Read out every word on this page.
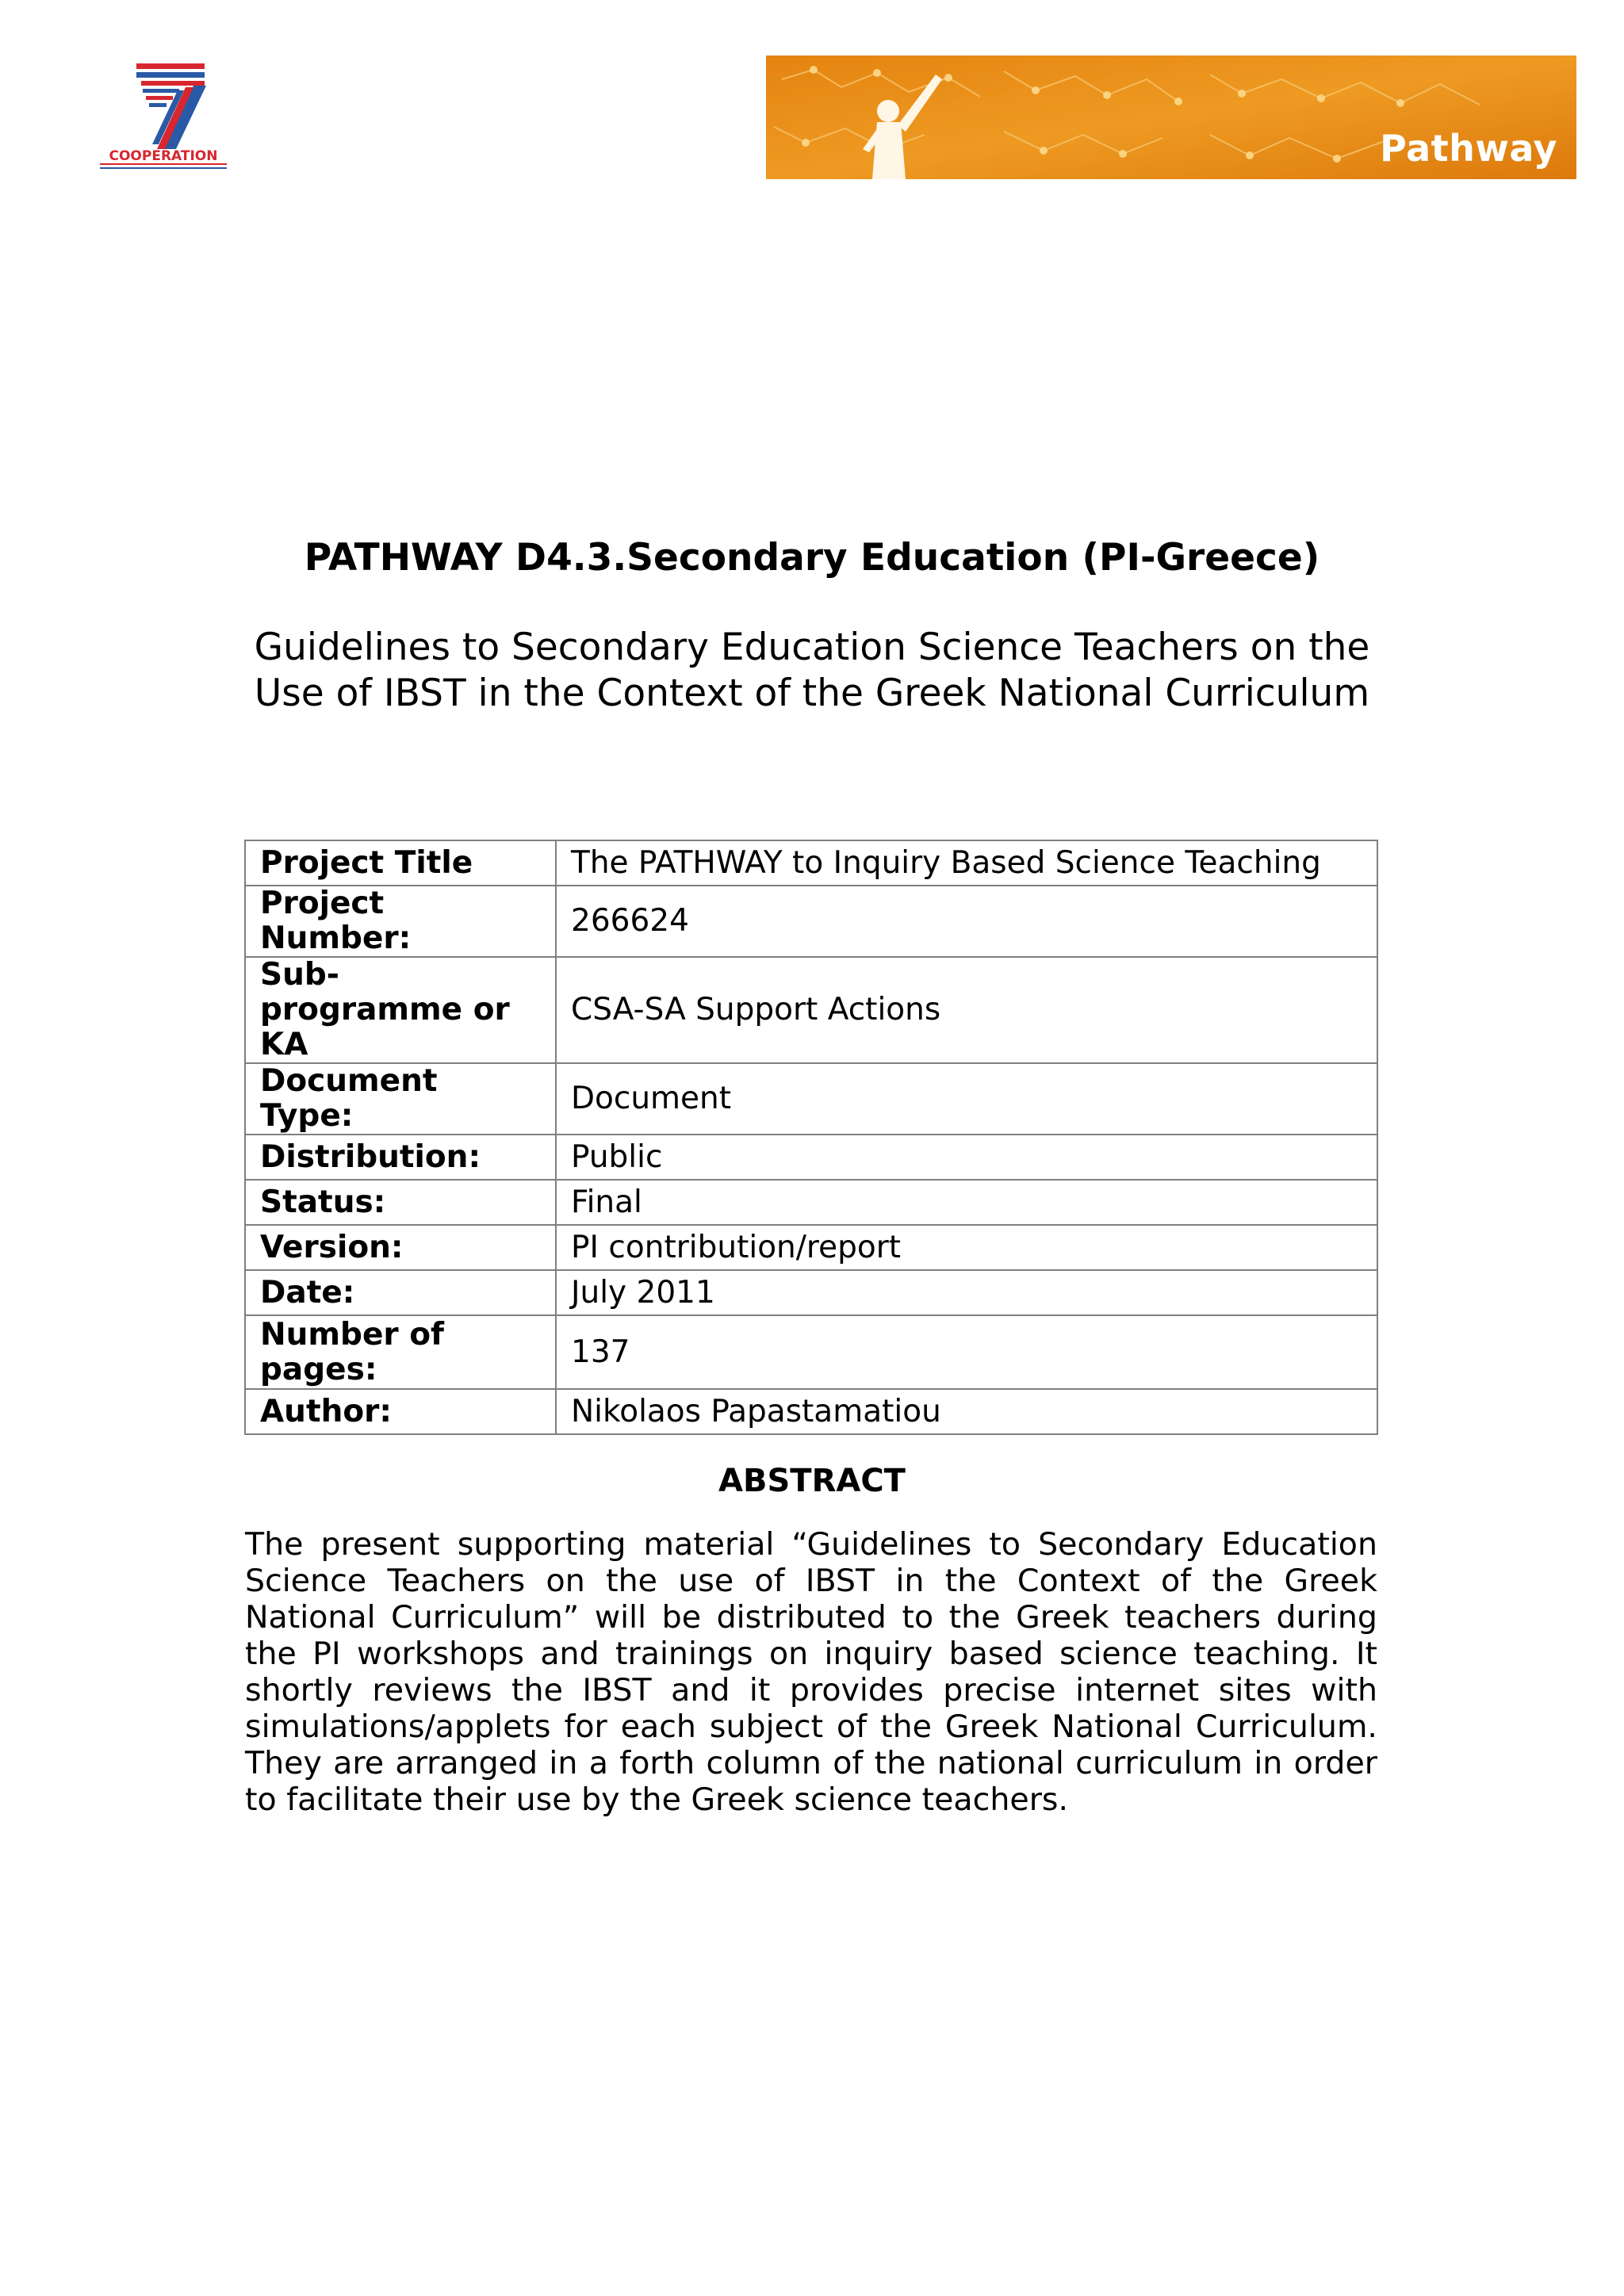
COOPERATION	Pathway
PATHWAY D4.3.Secondary Education (PI-Greece)
Guidelines to Secondary Education Science Teachers on the Use of IBST in the Context of the Greek National Curriculum
Project Title	The PATHWAY to Inquiry Based Science Teaching
Project Number:	266624
Sub-programme or KA	CSA-SA Support Actions
Document Type:	Document
Distribution:	Public
Status:	Final
Version:	PI contribution/report
Date:	July 2011
Number of pages:	137
Author:	Nikolaos Papastamatiou
ABSTRACT

The present supporting material “Guidelines to Secondary Education Science Teachers on the use of IBST in the Context of the Greek National Curriculum” will be distributed to the Greek teachers during the PI workshops and trainings on inquiry based science teaching. It shortly reviews the IBST and it provides precise internet sites with simulations/applets for each subject of the Greek National Curriculum. They are arranged in a forth column of the national curriculum in order to facilitate their use by the Greek science teachers.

## [Aim of the task]
Nothing but the pictures may be dropped; output the records above exactly.

## [Correct output]
Read out every word on this page.
COOPERATION	Pathway
PATHWAY D4.3.Secondary Education (PI-Greece)
Guidelines to Secondary Education Science Teachers on the Use of IBST in the Context of the Greek National Curriculum
Project Title	The PATHWAY to Inquiry Based Science Teaching
Project Number:	266624
Sub-programme or KA	CSA-SA Support Actions
Document Type:	Document
Distribution:	Public
Status:	Final
Version:	PI contribution/report
Date:	July 2011
Number of pages:	137
Author:	Nikolaos Papastamatiou
ABSTRACT

The present supporting material “Guidelines to Secondary Education Science Teachers on the use of IBST in the Context of the Greek National Curriculum” will be distributed to the Greek teachers during the PI workshops and trainings on inquiry based science teaching. It shortly reviews the IBST and it provides precise internet sites with simulations/applets for each subject of the Greek National Curriculum. They are arranged in a forth column of the national curriculum in order to facilitate their use by the Greek science teachers.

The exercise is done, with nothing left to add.